Directions
Write out the material exactly. Do not include the pictures.
----
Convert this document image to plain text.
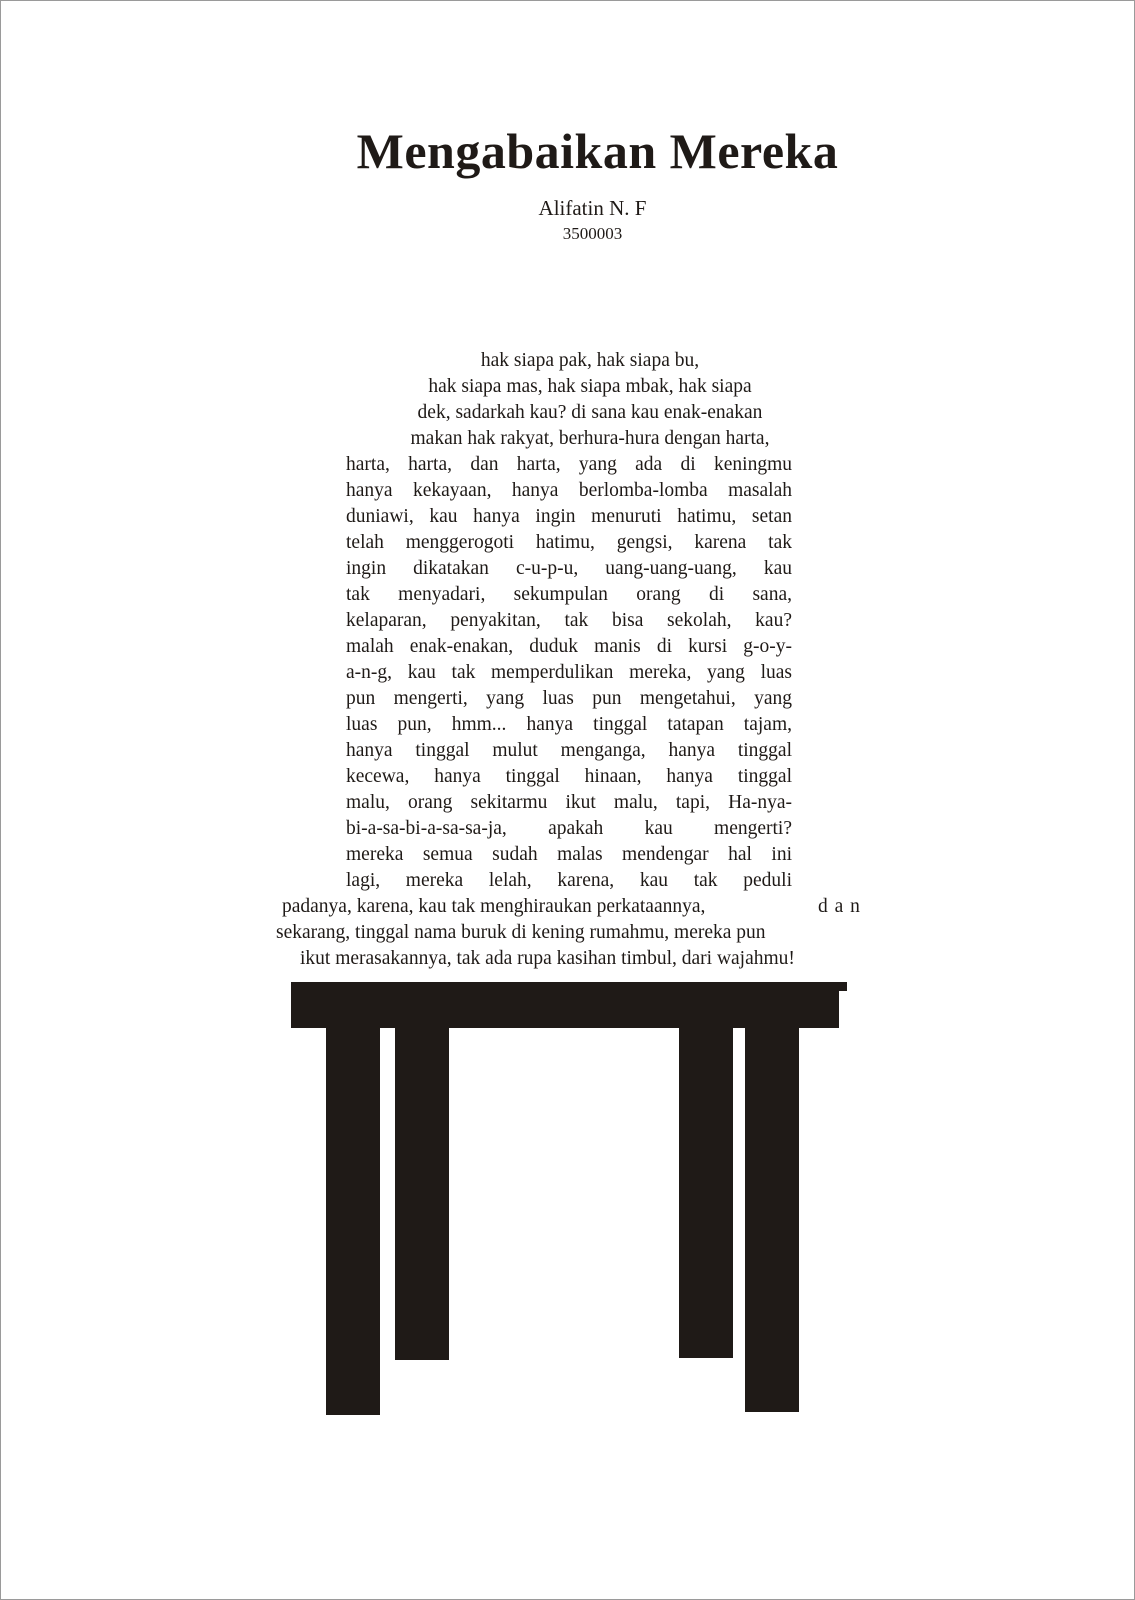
Mengabaikan Mereka
Alifatin N. F
3500003
hak siapa pak, hak siapa bu,
hak siapa mas, hak siapa mbak, hak siapa
dek, sadarkah kau? di sana kau enak-enakan
makan hak rakyat, berhura-hura dengan harta,
harta, harta, dan harta, yang ada di keningmu
hanya kekayaan, hanya berlomba-lomba masalah
duniawi, kau hanya ingin menuruti hatimu, setan
telah menggerogoti hatimu, gengsi, karena tak
ingin dikatakan c-u-p-u, uang-uang-uang, kau
tak menyadari, sekumpulan orang di sana,
kelaparan, penyakitan, tak bisa sekolah, kau?
malah enak-enakan, duduk manis di kursi g-o-y-
a-n-g, kau tak memperdulikan mereka, yang luas
pun mengerti, yang luas pun mengetahui, yang
luas pun, hmm... hanya tinggal tatapan tajam,
hanya tinggal mulut menganga, hanya tinggal
kecewa, hanya tinggal hinaan, hanya tinggal
malu, orang sekitarmu ikut malu, tapi, Ha-nya-
bi-a-sa-bi-a-sa-sa-ja, apakah kau mengerti?
mereka semua sudah malas mendengar hal ini
lagi, mereka lelah, karena, kau tak peduli
padanya, karena, kau tak menghiraukan perkataannya,	d a n
sekarang, tinggal nama buruk di kening rumahmu, mereka pun
ikut merasakannya, tak ada rupa kasihan timbul, dari wajahmu!
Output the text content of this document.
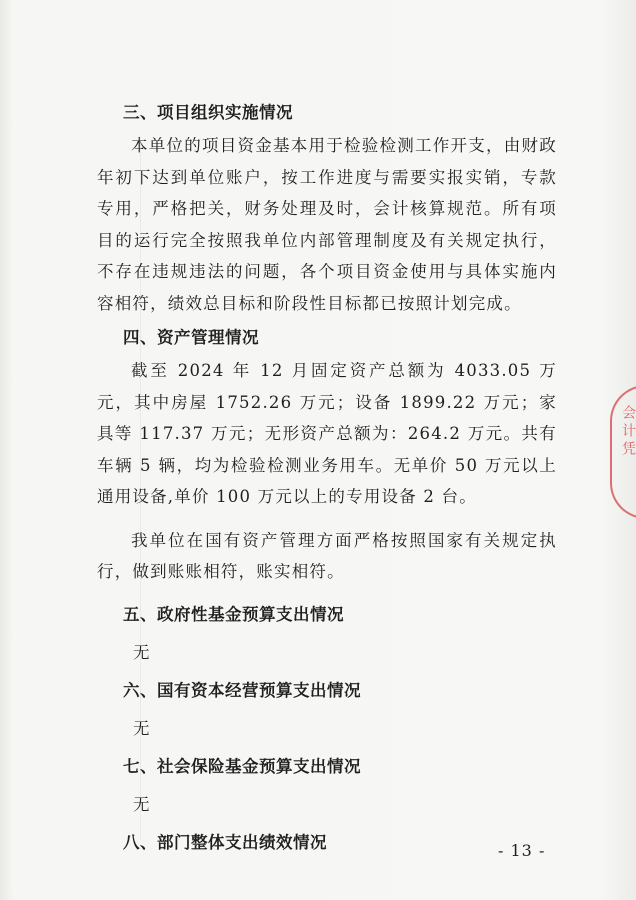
三、项目组织实施情况

本单位的项目资金基本用于检验检测工作开支，由财政年初下达到单位账户，按工作进度与需要实报实销，专款专用，严格把关，财务处理及时，会计核算规范。所有项目的运行完全按照我单位内部管理制度及有关规定执行，不存在违规违法的问题，各个项目资金使用与具体实施内容相符，绩效总目标和阶段性目标都已按照计划完成。

四、资产管理情况

截至 2024 年 12 月固定资产总额为 4033.05 万元，其中房屋 1752.26 万元；设备 1899.22 万元；家具等 117.37 万元；无形资产总额为：264.2 万元。共有车辆 5 辆，均为检验检测业务用车。无单价 50 万元以上通用设备,单价 100 万元以上的专用设备 2 台。

我单位在国有资产管理方面严格按照国家有关规定执行，做到账账相符，账实相符。

五、政府性基金预算支出情况

无

六、国有资本经营预算支出情况

无

七、社会保险基金预算支出情况

无

八、部门整体支出绩效情况
会计凭
- 13 -
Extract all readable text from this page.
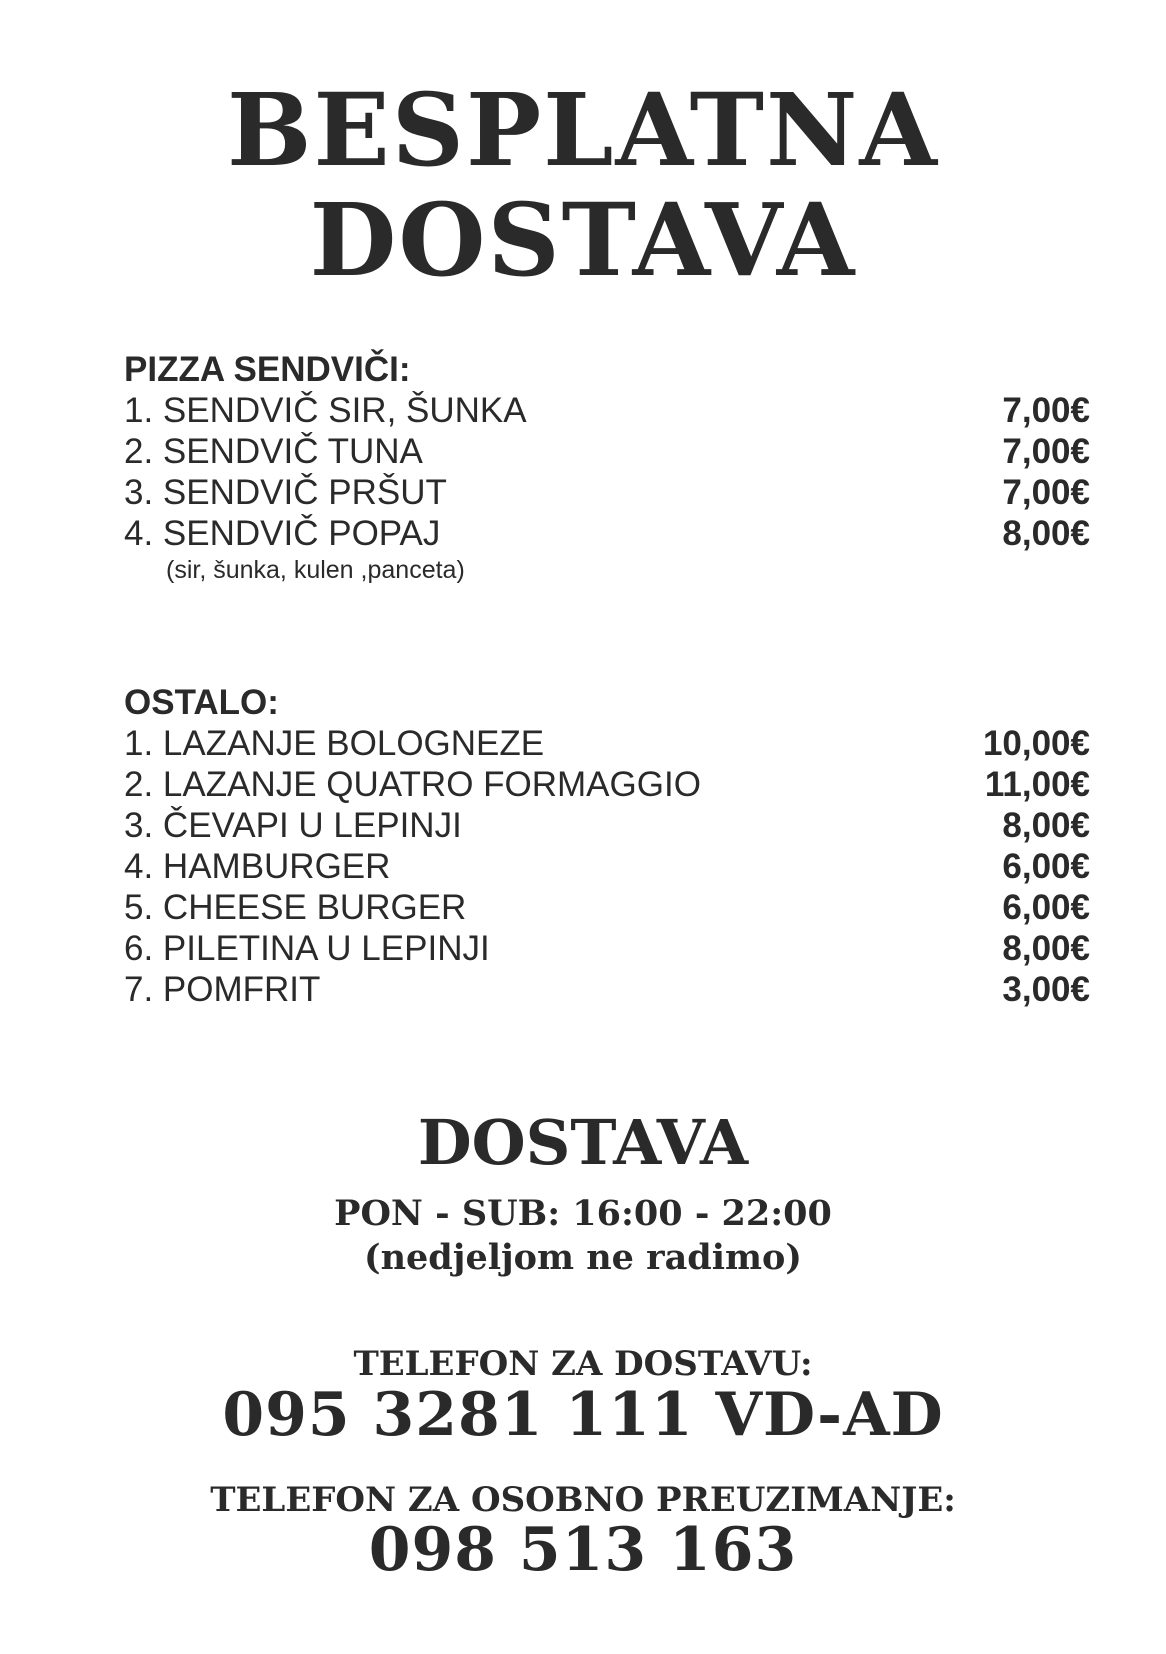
BESPLATNA
DOSTAVA
PIZZA SENDVIČI:
1. SENDVIČ SIR, ŠUNKA	7,00€
2. SENDVIČ TUNA	7,00€
3. SENDVIČ PRŠUT	7,00€
4. SENDVIČ POPAJ	8,00€
(sir, šunka, kulen ,panceta)
OSTALO:
1. LAZANJE BOLOGNEZE	10,00€
2. LAZANJE QUATRO FORMAGGIO	11,00€
3. ČEVAPI U LEPINJI	8,00€
4. HAMBURGER	6,00€
5. CHEESE BURGER	6,00€
6. PILETINA U LEPINJI	8,00€
7. POMFRIT	3,00€
DOSTAVA
PON - SUB: 16:00 - 22:00
(nedjeljom ne radimo)
TELEFON ZA DOSTAVU:
095 3281 111 VD-AD
TELEFON ZA OSOBNO PREUZIMANJE:
098 513 163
----
Task answer
Convert this document image to plain text.
Mengabaikan Mereka
Alifatin N. F
3500003
hak siapa pak, hak siapa bu,
hak siapa mas, hak siapa mbak, hak siapa
dek, sadarkah kau? di sana kau enak-enakan
makan hak rakyat, berhura-hura dengan harta,
harta, harta, dan harta, yang ada di keningmu
hanya kekayaan, hanya berlomba-lomba masalah
duniawi, kau hanya ingin menuruti hatimu, setan
telah menggerogoti hatimu, gengsi, karena tak
ingin dikatakan c-u-p-u, uang-uang-uang, kau
tak menyadari, sekumpulan orang di sana,
kelaparan, penyakitan, tak bisa sekolah, kau?
malah enak-enakan, duduk manis di kursi g-o-y-
a-n-g, kau tak memperdulikan mereka, yang luas
pun mengerti, yang luas pun mengetahui, yang
luas pun, hmm... hanya tinggal tatapan tajam,
hanya tinggal mulut menganga, hanya tinggal
kecewa, hanya tinggal hinaan, hanya tinggal
malu, orang sekitarmu ikut malu, tapi, Ha-nya-
bi-a-sa-bi-a-sa-sa-ja, apakah kau mengerti?
mereka semua sudah malas mendengar hal ini
lagi, mereka lelah, karena, kau tak peduli
padanya, karena, kau tak menghiraukan perkataannya,	d a n
sekarang, tinggal nama buruk di kening rumahmu, mereka pun
ikut merasakannya, tak ada rupa kasihan timbul, dari wajahmu!
Output the text content of this document.
三、项目组织实施情况

本单位的项目资金基本用于检验检测工作开支，由财政年初下达到单位账户，按工作进度与需要实报实销，专款专用，严格把关，财务处理及时，会计核算规范。所有项目的运行完全按照我单位内部管理制度及有关规定执行，不存在违规违法的问题，各个项目资金使用与具体实施内容相符，绩效总目标和阶段性目标都已按照计划完成。

四、资产管理情况

截至 2024 年 12 月固定资产总额为 4033.05 万元，其中房屋 1752.26 万元；设备 1899.22 万元；家具等 117.37 万元；无形资产总额为：264.2 万元。共有车辆 5 辆，均为检验检测业务用车。无单价 50 万元以上通用设备,单价 100 万元以上的专用设备 2 台。

我单位在国有资产管理方面严格按照国家有关规定执行，做到账账相符，账实相符。

五、政府性基金预算支出情况

无

六、国有资本经营预算支出情况

无

七、社会保险基金预算支出情况

无

八、部门整体支出绩效情况
会计凭
- 13 -
Extract all readable text from this page.
BESPLATNA
DOSTAVA
PIZZA SENDVIČI:
1. SENDVIČ SIR, ŠUNKA	7,00€
2. SENDVIČ TUNA	7,00€
3. SENDVIČ PRŠUT	7,00€
4. SENDVIČ POPAJ	8,00€
(sir, šunka, kulen ,panceta)
OSTALO:
1. LAZANJE BOLOGNEZE	10,00€
2. LAZANJE QUATRO FORMAGGIO	11,00€
3. ČEVAPI U LEPINJI	8,00€
4. HAMBURGER	6,00€
5. CHEESE BURGER	6,00€
6. PILETINA U LEPINJI	8,00€
7. POMFRIT	3,00€
DOSTAVA
PON - SUB: 16:00 - 22:00
(nedjeljom ne radimo)
TELEFON ZA DOSTAVU:
095 3281 111 VD-AD
TELEFON ZA OSOBNO PREUZIMANJE:
098 513 163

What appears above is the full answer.